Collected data
"""
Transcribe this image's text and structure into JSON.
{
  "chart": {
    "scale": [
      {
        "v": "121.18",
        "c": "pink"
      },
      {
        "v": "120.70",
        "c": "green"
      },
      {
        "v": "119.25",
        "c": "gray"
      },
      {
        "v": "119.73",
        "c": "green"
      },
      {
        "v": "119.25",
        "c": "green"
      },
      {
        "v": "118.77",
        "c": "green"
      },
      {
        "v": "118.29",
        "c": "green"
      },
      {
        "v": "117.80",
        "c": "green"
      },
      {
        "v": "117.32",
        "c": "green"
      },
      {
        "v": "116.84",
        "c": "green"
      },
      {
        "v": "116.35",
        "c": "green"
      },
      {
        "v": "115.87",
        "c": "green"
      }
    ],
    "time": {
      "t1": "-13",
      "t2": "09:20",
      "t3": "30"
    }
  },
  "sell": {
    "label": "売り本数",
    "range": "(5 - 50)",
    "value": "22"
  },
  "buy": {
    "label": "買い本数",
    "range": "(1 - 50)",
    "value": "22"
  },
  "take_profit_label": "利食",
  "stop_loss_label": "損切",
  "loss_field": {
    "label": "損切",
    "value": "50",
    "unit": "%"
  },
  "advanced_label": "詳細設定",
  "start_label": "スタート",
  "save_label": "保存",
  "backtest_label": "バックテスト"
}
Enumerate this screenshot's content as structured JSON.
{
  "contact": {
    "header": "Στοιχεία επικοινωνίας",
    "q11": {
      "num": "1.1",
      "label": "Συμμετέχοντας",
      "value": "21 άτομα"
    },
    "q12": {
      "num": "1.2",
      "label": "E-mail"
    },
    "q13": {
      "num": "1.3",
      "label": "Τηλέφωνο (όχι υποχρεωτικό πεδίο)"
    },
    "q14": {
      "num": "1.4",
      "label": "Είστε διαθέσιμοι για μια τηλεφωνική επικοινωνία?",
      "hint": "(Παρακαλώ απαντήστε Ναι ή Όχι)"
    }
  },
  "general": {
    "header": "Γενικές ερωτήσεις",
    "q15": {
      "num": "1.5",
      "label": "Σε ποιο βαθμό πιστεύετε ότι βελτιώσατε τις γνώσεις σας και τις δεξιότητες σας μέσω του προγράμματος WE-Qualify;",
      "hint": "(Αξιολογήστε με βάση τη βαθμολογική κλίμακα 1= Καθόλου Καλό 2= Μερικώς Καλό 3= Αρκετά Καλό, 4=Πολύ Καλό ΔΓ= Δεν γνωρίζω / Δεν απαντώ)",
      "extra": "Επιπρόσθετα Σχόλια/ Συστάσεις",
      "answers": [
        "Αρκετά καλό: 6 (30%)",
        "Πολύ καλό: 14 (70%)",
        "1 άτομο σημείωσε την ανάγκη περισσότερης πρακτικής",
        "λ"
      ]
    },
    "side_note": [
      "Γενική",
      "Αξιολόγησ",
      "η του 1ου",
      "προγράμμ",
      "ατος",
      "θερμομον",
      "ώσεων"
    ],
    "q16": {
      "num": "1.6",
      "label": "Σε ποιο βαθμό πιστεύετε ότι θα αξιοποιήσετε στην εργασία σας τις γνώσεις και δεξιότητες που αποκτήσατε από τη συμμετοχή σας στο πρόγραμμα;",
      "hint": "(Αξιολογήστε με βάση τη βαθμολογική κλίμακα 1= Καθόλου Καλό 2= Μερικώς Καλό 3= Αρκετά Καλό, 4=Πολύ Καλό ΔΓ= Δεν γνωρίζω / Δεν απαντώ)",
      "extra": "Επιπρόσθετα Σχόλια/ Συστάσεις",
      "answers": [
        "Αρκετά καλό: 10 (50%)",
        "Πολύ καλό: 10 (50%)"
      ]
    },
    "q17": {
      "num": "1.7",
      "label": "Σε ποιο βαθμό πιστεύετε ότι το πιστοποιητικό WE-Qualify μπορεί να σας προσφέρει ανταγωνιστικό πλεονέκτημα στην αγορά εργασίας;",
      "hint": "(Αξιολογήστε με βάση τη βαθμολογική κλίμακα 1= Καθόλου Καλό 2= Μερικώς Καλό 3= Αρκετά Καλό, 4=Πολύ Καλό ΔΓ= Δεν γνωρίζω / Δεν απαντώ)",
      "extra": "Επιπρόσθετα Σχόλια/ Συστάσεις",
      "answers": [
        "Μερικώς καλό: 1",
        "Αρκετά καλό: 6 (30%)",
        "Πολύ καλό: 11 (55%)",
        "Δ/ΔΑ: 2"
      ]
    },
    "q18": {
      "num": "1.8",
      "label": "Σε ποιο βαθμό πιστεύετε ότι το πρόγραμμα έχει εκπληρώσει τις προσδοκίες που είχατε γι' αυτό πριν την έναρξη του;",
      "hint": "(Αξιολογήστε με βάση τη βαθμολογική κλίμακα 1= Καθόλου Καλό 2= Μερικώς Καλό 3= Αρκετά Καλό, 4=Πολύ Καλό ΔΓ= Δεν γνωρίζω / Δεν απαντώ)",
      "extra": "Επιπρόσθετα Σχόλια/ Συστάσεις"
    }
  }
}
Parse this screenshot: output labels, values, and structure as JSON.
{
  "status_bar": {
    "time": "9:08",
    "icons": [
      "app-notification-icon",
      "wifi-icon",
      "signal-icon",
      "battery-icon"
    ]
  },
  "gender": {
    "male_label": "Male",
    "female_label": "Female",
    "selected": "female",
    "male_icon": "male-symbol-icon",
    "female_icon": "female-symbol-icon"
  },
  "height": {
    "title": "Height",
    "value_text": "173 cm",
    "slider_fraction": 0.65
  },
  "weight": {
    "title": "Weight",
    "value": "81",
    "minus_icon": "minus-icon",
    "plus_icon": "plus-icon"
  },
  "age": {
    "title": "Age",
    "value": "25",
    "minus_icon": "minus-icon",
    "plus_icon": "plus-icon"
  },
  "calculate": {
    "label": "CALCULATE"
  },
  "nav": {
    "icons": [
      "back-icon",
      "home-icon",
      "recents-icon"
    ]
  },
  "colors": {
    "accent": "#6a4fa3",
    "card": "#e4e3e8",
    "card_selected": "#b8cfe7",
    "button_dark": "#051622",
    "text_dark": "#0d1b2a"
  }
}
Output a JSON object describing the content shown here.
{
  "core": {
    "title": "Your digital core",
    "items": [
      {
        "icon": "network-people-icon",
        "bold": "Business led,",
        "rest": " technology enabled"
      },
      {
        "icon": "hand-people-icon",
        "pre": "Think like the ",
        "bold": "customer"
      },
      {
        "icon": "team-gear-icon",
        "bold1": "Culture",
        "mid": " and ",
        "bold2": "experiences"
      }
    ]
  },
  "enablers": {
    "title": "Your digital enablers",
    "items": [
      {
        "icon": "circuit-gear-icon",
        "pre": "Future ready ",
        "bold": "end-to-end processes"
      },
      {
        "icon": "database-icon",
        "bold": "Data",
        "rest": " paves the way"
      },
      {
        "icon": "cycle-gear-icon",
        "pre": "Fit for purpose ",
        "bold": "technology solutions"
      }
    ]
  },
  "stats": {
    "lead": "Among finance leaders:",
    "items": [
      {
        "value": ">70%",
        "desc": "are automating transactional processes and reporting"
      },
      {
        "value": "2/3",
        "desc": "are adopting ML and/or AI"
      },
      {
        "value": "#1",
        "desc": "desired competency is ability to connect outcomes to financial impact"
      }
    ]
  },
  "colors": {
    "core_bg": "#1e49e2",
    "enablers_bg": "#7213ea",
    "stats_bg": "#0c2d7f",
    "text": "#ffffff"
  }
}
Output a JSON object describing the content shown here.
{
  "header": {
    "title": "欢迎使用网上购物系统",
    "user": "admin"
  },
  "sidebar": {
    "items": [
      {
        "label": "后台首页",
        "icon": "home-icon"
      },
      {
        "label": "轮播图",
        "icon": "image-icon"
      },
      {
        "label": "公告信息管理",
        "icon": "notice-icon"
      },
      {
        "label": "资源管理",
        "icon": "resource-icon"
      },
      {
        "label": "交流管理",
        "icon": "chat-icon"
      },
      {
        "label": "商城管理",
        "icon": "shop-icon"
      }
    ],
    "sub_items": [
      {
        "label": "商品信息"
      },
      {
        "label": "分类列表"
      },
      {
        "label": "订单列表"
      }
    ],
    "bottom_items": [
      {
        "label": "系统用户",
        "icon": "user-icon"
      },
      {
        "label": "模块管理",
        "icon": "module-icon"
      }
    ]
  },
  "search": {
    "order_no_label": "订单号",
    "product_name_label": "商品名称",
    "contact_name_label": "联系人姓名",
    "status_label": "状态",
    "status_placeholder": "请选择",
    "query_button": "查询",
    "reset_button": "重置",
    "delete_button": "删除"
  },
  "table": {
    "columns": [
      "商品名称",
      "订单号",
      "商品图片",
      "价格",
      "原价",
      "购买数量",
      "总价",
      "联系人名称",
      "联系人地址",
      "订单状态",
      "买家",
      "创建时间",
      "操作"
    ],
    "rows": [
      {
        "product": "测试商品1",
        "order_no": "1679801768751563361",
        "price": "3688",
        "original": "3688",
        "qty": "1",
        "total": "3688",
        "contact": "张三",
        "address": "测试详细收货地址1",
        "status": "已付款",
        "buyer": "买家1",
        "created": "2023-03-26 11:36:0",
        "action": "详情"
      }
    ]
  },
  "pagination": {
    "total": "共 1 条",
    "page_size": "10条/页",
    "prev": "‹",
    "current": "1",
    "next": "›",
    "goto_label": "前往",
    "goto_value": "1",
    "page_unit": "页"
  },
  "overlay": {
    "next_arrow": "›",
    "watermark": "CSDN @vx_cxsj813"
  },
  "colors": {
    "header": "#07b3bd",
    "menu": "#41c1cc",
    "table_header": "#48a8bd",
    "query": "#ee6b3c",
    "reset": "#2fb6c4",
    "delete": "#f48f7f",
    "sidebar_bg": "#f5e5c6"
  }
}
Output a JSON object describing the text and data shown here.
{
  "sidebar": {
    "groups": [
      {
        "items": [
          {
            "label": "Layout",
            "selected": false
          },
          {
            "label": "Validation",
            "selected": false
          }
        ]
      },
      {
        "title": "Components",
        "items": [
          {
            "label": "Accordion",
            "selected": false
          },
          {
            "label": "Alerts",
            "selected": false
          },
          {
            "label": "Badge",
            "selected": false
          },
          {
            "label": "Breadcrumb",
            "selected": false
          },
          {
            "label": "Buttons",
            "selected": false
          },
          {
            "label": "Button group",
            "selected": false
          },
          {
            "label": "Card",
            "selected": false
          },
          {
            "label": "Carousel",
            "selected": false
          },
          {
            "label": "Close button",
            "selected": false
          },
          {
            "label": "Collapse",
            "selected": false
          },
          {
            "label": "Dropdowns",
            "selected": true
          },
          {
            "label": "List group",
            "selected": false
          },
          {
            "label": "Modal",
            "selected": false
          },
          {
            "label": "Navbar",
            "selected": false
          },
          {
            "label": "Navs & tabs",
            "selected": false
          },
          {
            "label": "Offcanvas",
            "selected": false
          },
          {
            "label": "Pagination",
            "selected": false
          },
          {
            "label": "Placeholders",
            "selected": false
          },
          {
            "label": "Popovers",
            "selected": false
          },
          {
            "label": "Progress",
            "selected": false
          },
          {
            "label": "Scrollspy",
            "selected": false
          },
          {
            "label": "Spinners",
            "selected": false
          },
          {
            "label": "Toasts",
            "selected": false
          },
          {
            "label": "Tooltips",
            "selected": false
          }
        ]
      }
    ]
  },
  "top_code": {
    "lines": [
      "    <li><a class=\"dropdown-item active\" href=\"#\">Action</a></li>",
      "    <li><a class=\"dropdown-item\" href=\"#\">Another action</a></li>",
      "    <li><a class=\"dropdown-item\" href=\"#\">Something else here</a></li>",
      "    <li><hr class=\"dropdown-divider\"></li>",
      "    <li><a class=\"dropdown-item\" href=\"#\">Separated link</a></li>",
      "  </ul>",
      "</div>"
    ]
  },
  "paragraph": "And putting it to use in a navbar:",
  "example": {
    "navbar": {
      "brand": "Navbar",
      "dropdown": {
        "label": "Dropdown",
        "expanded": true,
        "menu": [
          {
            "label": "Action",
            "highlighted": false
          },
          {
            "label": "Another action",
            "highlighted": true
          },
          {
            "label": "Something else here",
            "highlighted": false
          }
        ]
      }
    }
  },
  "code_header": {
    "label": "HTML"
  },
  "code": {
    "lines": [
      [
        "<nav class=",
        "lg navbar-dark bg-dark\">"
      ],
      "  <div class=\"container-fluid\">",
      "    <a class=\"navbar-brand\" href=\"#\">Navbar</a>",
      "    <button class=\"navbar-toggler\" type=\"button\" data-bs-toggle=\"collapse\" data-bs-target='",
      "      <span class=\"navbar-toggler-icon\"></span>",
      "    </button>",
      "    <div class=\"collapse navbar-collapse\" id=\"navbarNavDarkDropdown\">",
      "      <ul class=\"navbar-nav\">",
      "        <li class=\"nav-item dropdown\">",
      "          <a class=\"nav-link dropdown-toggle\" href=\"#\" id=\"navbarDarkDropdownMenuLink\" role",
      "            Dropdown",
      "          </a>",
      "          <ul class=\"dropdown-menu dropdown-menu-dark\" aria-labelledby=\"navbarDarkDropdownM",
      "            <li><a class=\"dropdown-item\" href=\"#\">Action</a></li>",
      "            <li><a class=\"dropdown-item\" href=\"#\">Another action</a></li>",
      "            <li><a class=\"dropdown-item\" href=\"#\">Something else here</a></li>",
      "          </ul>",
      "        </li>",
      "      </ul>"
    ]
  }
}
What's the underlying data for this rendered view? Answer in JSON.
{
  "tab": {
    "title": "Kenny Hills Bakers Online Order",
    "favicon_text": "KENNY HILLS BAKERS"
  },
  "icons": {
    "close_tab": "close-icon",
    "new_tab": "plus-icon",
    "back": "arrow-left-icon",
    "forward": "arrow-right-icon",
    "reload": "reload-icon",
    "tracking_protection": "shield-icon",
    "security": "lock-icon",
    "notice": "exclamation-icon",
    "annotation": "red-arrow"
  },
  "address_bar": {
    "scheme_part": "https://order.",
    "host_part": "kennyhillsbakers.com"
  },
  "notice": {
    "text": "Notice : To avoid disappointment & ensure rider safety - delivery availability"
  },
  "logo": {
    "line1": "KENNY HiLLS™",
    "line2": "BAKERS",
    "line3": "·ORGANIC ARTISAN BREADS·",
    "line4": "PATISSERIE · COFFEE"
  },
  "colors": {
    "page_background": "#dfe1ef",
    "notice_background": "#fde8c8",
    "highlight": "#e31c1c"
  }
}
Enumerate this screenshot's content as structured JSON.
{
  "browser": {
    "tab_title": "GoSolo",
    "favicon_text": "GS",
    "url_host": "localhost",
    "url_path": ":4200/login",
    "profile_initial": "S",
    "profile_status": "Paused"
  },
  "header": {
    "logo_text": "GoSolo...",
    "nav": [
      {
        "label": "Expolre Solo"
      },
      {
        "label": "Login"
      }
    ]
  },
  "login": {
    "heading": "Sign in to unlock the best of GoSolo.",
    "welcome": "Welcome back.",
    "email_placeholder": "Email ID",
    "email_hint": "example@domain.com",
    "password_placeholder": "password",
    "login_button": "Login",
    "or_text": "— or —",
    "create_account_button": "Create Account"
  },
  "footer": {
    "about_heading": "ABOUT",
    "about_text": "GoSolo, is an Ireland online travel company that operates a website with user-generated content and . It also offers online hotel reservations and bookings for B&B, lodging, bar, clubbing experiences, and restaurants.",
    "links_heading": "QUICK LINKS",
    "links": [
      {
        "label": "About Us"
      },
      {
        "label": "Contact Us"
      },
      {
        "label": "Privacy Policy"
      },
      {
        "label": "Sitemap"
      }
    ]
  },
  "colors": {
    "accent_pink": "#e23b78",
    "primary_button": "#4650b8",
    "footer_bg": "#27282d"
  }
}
"""
__Exercise__
Only the number is wanted: how many lines of the material above include the word "Something"?

__Task response__
3